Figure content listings
┄┄┄┄┄┄┄┄┄┄┄┄┄┄┄┄┄┄┄┄

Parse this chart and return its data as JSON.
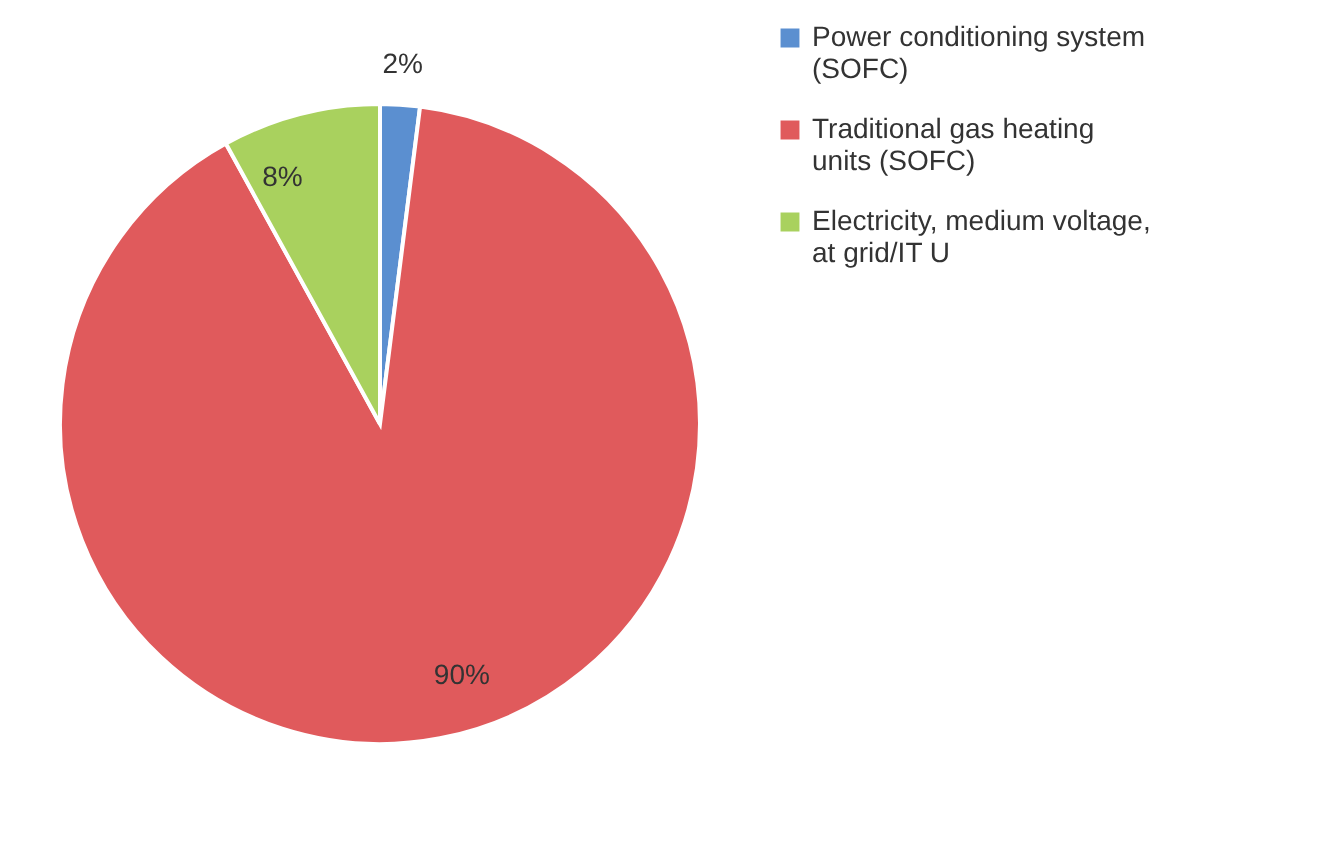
{
  "chart_data": {
    "type": "pie",
    "categories": [
      "Power conditioning system (SOFC)",
      "Traditional gas heating units (SOFC)",
      "Electricity, medium voltage, at grid/IT U"
    ],
    "values": [
      2,
      90,
      8
    ],
    "colors": [
      "#5b8fd0",
      "#e05a5c",
      "#a9d15e"
    ],
    "value_labels": [
      "2%",
      "90%",
      "8%"
    ],
    "legend": "right"
  }
}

┄┄┄┄┄┄┄┄┄┄┄┄┄┄┄┄┄┄┄┄

SET TASK: Retype each entry precisely. Skip images entirely.

ANSWER TO THE TASK:
Parse this chart and return its data as JSON.
{
  "chart_data": {
    "type": "pie",
    "categories": [
      "Power conditioning system (SOFC)",
      "Traditional gas heating units (SOFC)",
      "Electricity, medium voltage, at grid/IT U"
    ],
    "values": [
      2,
      90,
      8
    ],
    "colors": [
      "#5b8fd0",
      "#e05a5c",
      "#a9d15e"
    ],
    "value_labels": [
      "2%",
      "90%",
      "8%"
    ],
    "legend": "right"
  }
}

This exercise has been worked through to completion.